_Work instructions_
Show every line below where "scores" can be found.

_Data shown_
• • •

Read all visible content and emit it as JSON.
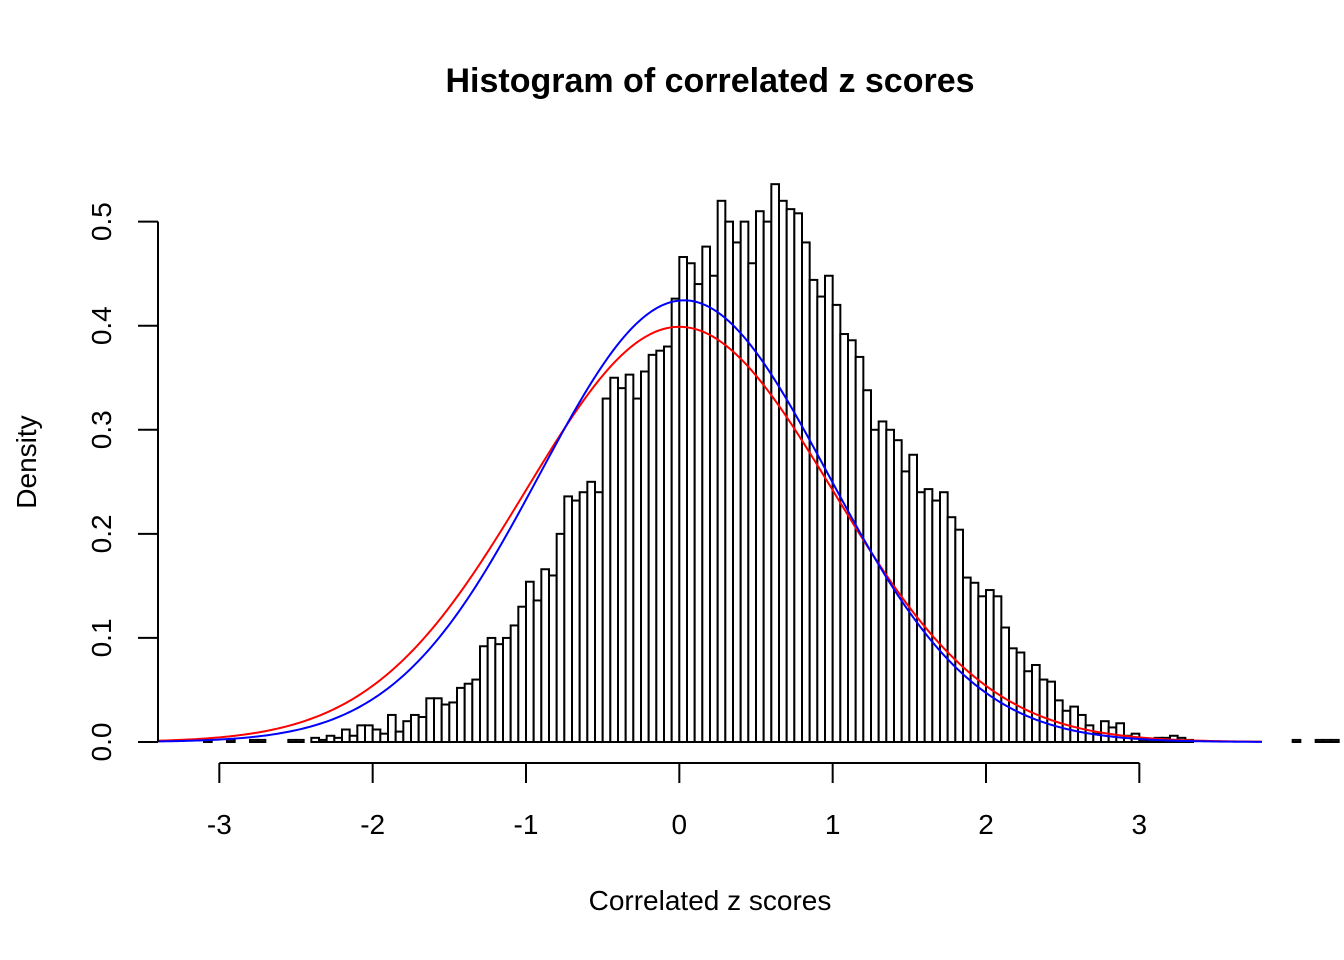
{
  "chart_data": {
    "type": "bar",
    "title": "Histogram of correlated z scores",
    "xlabel": "Correlated z scores",
    "ylabel": "Density",
    "xlim": [
      -3.4,
      3.8
    ],
    "ylim": [
      0,
      0.54
    ],
    "x_ticks": [
      -3,
      -2,
      -1,
      0,
      1,
      2,
      3
    ],
    "x_tick_labels": [
      "-3",
      "-2",
      "-1",
      "0",
      "1",
      "2",
      "3"
    ],
    "y_ticks": [
      0,
      0.1,
      0.2,
      0.3,
      0.4,
      0.5
    ],
    "y_tick_labels": [
      "0.0",
      "0.1",
      "0.2",
      "0.3",
      "0.4",
      "0.5"
    ],
    "grid": false,
    "bin_width": 0.05,
    "bin_start": -3.1,
    "densities": [
      0.002,
      0,
      0,
      0.002,
      0,
      0,
      0.002,
      0.002,
      0,
      0,
      0,
      0.002,
      0.002,
      0,
      0.004,
      0.002,
      0.006,
      0.004,
      0.012,
      0.006,
      0.016,
      0.016,
      0.012,
      0.008,
      0.026,
      0.01,
      0.02,
      0.026,
      0.024,
      0.042,
      0.042,
      0.036,
      0.038,
      0.052,
      0.056,
      0.06,
      0.092,
      0.1,
      0.094,
      0.1,
      0.112,
      0.13,
      0.154,
      0.136,
      0.166,
      0.16,
      0.2,
      0.236,
      0.232,
      0.24,
      0.25,
      0.24,
      0.33,
      0.35,
      0.34,
      0.353,
      0.33,
      0.356,
      0.372,
      0.376,
      0.38,
      0.426,
      0.466,
      0.46,
      0.44,
      0.476,
      0.448,
      0.52,
      0.5,
      0.48,
      0.5,
      0.46,
      0.51,
      0.5,
      0.536,
      0.52,
      0.512,
      0.508,
      0.48,
      0.444,
      0.428,
      0.448,
      0.42,
      0.392,
      0.386,
      0.37,
      0.338,
      0.3,
      0.308,
      0.3,
      0.29,
      0.26,
      0.276,
      0.24,
      0.243,
      0.232,
      0.24,
      0.216,
      0.204,
      0.158,
      0.153,
      0.14,
      0.146,
      0.14,
      0.11,
      0.09,
      0.086,
      0.068,
      0.074,
      0.06,
      0.058,
      0.04,
      0.03,
      0.034,
      0.026,
      0.016,
      0.008,
      0.02,
      0.014,
      0.018,
      0.006,
      0.008,
      0.002,
      0.002,
      0.004,
      0.004,
      0.006,
      0.004,
      0.002,
      0,
      0,
      0,
      0,
      0,
      0,
      0,
      0,
      0,
      0,
      0,
      0,
      0,
      0.002,
      0,
      0,
      0.002,
      0.002,
      0.002,
      0,
      0,
      0.002,
      0,
      0.002,
      0.002,
      0.002,
      0.002
    ],
    "curves": [
      {
        "mean": 0,
        "sd": 1,
        "color": "#ff0000"
      },
      {
        "mean": 0.03,
        "sd": 0.94,
        "color": "#0000ff"
      }
    ]
  }
}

• • •

_Complete output_
    "title": "Histogram of correlated z scores",
    "xlabel": "Correlated z scores",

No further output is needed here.